Dataset excerpt:
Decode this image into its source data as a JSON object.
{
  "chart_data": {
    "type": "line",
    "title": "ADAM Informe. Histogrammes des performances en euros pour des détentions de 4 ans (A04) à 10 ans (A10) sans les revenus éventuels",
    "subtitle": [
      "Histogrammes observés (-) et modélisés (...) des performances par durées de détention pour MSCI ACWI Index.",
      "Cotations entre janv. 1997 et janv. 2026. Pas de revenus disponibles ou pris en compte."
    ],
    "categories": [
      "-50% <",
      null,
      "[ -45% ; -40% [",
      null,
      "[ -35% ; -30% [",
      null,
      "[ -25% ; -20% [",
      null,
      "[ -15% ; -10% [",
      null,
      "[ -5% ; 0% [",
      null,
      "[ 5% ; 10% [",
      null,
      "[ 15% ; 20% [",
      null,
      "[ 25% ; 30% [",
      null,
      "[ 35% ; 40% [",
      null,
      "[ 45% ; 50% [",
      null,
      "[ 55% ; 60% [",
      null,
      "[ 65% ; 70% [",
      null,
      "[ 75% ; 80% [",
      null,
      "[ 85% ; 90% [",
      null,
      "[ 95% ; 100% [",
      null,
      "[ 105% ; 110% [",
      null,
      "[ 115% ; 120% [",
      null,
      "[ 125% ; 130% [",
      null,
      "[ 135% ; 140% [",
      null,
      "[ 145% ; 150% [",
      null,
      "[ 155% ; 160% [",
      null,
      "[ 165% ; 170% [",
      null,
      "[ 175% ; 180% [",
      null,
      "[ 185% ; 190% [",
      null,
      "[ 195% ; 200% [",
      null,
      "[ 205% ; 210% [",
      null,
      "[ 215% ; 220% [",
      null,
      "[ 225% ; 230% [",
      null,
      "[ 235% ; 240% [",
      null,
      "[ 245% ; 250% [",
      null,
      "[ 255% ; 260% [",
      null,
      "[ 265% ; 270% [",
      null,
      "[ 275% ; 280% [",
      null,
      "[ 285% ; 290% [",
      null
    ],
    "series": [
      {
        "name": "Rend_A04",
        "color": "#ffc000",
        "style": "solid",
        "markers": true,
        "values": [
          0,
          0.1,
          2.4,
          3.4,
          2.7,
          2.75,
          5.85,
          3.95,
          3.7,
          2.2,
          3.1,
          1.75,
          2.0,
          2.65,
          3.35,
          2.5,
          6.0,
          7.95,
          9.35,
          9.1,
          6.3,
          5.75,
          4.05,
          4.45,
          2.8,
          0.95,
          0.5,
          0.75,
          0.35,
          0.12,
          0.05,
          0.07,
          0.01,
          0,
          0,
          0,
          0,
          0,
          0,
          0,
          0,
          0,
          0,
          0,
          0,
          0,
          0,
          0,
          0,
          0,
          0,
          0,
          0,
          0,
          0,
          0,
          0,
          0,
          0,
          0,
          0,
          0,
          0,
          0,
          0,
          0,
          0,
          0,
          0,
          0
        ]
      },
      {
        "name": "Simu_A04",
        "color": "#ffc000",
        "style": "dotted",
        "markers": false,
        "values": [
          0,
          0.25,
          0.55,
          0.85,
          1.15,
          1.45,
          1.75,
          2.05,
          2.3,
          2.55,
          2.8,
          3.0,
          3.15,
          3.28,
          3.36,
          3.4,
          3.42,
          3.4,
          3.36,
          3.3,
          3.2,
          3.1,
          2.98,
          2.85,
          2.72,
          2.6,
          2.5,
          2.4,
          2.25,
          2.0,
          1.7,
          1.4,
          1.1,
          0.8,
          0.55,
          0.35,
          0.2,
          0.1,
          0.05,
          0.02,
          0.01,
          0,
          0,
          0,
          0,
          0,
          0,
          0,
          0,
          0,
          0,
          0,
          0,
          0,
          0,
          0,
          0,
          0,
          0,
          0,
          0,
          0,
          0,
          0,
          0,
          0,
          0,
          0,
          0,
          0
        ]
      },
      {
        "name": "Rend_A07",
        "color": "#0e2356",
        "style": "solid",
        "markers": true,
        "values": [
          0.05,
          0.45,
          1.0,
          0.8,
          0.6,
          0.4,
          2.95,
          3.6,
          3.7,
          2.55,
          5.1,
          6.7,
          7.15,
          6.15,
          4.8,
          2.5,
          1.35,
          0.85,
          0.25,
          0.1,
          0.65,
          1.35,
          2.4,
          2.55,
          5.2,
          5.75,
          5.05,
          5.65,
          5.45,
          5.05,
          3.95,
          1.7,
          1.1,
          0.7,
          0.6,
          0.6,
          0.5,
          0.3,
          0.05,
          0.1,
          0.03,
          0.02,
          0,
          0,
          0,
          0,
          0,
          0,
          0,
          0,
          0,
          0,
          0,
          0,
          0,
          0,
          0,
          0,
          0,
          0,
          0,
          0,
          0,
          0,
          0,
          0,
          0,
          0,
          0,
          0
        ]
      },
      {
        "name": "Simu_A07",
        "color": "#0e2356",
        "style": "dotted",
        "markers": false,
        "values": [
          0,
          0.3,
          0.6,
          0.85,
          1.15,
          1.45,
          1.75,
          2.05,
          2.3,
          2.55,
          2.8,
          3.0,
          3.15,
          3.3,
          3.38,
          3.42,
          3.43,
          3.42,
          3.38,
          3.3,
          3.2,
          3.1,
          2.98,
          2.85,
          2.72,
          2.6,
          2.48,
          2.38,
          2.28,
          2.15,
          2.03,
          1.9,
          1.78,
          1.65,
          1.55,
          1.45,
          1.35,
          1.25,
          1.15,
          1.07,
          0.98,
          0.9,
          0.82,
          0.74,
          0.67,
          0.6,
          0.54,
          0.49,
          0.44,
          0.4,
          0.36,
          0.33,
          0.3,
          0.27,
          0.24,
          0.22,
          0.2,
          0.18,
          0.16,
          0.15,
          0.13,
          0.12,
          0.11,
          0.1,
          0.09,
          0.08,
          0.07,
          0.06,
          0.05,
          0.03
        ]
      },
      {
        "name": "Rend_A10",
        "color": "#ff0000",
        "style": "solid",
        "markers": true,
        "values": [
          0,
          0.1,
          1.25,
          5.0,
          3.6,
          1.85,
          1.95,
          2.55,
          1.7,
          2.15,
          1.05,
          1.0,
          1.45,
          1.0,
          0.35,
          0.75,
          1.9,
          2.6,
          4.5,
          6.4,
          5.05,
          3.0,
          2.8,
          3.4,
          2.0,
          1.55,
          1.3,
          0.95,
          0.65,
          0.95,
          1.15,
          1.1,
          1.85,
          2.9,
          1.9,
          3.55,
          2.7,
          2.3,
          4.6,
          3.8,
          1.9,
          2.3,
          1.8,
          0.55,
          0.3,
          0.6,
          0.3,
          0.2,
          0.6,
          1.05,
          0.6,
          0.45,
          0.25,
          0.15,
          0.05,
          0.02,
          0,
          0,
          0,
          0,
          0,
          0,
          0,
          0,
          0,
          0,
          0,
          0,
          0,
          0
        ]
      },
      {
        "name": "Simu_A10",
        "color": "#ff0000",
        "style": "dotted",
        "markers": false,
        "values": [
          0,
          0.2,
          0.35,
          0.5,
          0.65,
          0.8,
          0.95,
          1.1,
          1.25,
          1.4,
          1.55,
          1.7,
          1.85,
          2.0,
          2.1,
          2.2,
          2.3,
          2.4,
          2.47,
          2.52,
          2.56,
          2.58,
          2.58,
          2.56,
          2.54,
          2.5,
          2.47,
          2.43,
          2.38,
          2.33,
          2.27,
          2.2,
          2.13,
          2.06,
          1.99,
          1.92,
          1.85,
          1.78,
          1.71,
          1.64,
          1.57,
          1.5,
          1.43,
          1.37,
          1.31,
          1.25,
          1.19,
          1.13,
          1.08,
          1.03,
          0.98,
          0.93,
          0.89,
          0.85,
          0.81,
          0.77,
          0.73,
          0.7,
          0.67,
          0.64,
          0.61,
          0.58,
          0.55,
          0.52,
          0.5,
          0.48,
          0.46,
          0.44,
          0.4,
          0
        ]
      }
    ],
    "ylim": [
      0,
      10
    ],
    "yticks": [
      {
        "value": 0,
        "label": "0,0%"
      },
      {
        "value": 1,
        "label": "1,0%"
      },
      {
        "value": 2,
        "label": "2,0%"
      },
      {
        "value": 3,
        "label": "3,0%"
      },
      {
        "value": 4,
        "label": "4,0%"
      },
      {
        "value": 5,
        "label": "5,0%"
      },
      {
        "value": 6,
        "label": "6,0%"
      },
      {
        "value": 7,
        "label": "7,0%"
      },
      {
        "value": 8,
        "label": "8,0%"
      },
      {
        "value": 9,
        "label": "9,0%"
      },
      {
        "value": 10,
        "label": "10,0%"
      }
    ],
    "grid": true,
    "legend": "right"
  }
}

Problem requirements -
Reproduce every line from the entries that holds the word "name".

Result for this task -
        "name": "Rend_A04",
        "name": "Simu_A04",
        "name": "Rend_A07",
        "name": "Simu_A07",
        "name": "Rend_A10",
        "name": "Simu_A10",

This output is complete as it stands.